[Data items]
▼

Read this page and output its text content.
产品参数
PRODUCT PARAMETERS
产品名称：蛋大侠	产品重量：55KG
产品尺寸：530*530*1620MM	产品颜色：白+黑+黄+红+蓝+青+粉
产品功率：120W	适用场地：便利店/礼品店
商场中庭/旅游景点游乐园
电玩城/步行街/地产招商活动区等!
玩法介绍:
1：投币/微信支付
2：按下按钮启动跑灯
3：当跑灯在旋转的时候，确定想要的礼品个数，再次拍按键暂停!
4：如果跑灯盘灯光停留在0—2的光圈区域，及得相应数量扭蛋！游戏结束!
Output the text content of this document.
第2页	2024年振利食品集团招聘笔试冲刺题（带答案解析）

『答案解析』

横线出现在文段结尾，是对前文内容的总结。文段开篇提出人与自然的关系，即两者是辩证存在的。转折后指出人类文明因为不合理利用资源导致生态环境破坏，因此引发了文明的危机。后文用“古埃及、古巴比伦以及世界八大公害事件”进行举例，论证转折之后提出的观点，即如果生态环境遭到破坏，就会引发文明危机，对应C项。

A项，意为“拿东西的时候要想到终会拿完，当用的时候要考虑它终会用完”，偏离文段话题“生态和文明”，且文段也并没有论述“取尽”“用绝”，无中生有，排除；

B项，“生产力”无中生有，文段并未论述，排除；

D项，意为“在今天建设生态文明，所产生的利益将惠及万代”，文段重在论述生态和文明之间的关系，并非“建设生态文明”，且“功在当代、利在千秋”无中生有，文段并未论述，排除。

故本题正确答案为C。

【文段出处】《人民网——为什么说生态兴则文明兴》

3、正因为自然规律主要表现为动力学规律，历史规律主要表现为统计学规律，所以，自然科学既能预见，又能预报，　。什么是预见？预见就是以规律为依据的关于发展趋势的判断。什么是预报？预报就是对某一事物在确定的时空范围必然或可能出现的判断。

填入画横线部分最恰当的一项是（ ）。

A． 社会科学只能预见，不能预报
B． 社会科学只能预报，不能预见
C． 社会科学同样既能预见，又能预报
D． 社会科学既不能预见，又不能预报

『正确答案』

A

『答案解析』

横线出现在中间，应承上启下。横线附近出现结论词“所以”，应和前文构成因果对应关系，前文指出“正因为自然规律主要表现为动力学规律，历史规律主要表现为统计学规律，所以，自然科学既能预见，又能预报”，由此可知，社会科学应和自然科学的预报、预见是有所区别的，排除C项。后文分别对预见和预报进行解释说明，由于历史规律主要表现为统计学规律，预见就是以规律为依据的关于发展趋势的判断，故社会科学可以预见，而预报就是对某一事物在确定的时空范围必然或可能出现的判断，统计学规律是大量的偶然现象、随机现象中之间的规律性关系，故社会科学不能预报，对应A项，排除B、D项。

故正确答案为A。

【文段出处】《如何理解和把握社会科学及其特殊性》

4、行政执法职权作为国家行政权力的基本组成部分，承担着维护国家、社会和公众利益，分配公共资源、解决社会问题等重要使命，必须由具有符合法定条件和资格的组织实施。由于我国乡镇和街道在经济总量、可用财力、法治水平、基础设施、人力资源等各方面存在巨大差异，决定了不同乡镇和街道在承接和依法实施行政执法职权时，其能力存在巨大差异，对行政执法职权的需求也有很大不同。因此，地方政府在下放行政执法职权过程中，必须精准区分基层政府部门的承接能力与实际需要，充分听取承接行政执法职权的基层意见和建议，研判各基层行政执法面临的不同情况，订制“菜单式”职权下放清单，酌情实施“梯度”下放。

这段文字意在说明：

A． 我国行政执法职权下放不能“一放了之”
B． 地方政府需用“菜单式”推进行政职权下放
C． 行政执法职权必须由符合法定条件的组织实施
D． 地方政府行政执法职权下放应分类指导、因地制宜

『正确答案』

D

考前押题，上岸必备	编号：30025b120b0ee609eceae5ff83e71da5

▲

> _TASK INSTRUCTIONS_
Every record shown above should be written out again exactly.

> _EXPECTED ANSWER_
Read this page and output its text content.
产品参数
PRODUCT PARAMETERS
产品名称：蛋大侠	产品重量：55KG
产品尺寸：530*530*1620MM	产品颜色：白+黑+黄+红+蓝+青+粉
产品功率：120W	适用场地：便利店/礼品店
商场中庭/旅游景点游乐园
电玩城/步行街/地产招商活动区等!
玩法介绍:
1：投币/微信支付
2：按下按钮启动跑灯
3：当跑灯在旋转的时候，确定想要的礼品个数，再次拍按键暂停!
4：如果跑灯盘灯光停留在0—2的光圈区域，及得相应数量扭蛋！游戏结束!
Output the text content of this document.
第2页	2024年振利食品集团招聘笔试冲刺题（带答案解析）

『答案解析』

横线出现在文段结尾，是对前文内容的总结。文段开篇提出人与自然的关系，即两者是辩证存在的。转折后指出人类文明因为不合理利用资源导致生态环境破坏，因此引发了文明的危机。后文用“古埃及、古巴比伦以及世界八大公害事件”进行举例，论证转折之后提出的观点，即如果生态环境遭到破坏，就会引发文明危机，对应C项。

A项，意为“拿东西的时候要想到终会拿完，当用的时候要考虑它终会用完”，偏离文段话题“生态和文明”，且文段也并没有论述“取尽”“用绝”，无中生有，排除；

B项，“生产力”无中生有，文段并未论述，排除；

D项，意为“在今天建设生态文明，所产生的利益将惠及万代”，文段重在论述生态和文明之间的关系，并非“建设生态文明”，且“功在当代、利在千秋”无中生有，文段并未论述，排除。

故本题正确答案为C。

【文段出处】《人民网——为什么说生态兴则文明兴》

3、正因为自然规律主要表现为动力学规律，历史规律主要表现为统计学规律，所以，自然科学既能预见，又能预报，　。什么是预见？预见就是以规律为依据的关于发展趋势的判断。什么是预报？预报就是对某一事物在确定的时空范围必然或可能出现的判断。

填入画横线部分最恰当的一项是（ ）。

A． 社会科学只能预见，不能预报
B． 社会科学只能预报，不能预见
C． 社会科学同样既能预见，又能预报
D． 社会科学既不能预见，又不能预报

『正确答案』

A

『答案解析』

横线出现在中间，应承上启下。横线附近出现结论词“所以”，应和前文构成因果对应关系，前文指出“正因为自然规律主要表现为动力学规律，历史规律主要表现为统计学规律，所以，自然科学既能预见，又能预报”，由此可知，社会科学应和自然科学的预报、预见是有所区别的，排除C项。后文分别对预见和预报进行解释说明，由于历史规律主要表现为统计学规律，预见就是以规律为依据的关于发展趋势的判断，故社会科学可以预见，而预报就是对某一事物在确定的时空范围必然或可能出现的判断，统计学规律是大量的偶然现象、随机现象中之间的规律性关系，故社会科学不能预报，对应A项，排除B、D项。

故正确答案为A。

【文段出处】《如何理解和把握社会科学及其特殊性》

4、行政执法职权作为国家行政权力的基本组成部分，承担着维护国家、社会和公众利益，分配公共资源、解决社会问题等重要使命，必须由具有符合法定条件和资格的组织实施。由于我国乡镇和街道在经济总量、可用财力、法治水平、基础设施、人力资源等各方面存在巨大差异，决定了不同乡镇和街道在承接和依法实施行政执法职权时，其能力存在巨大差异，对行政执法职权的需求也有很大不同。因此，地方政府在下放行政执法职权过程中，必须精准区分基层政府部门的承接能力与实际需要，充分听取承接行政执法职权的基层意见和建议，研判各基层行政执法面临的不同情况，订制“菜单式”职权下放清单，酌情实施“梯度”下放。

这段文字意在说明：

A． 我国行政执法职权下放不能“一放了之”
B． 地方政府需用“菜单式”推进行政职权下放
C． 行政执法职权必须由符合法定条件的组织实施
D． 地方政府行政执法职权下放应分类指导、因地制宜

『正确答案』

D

考前押题，上岸必备	编号：30025b120b0ee609eceae5ff83e71da5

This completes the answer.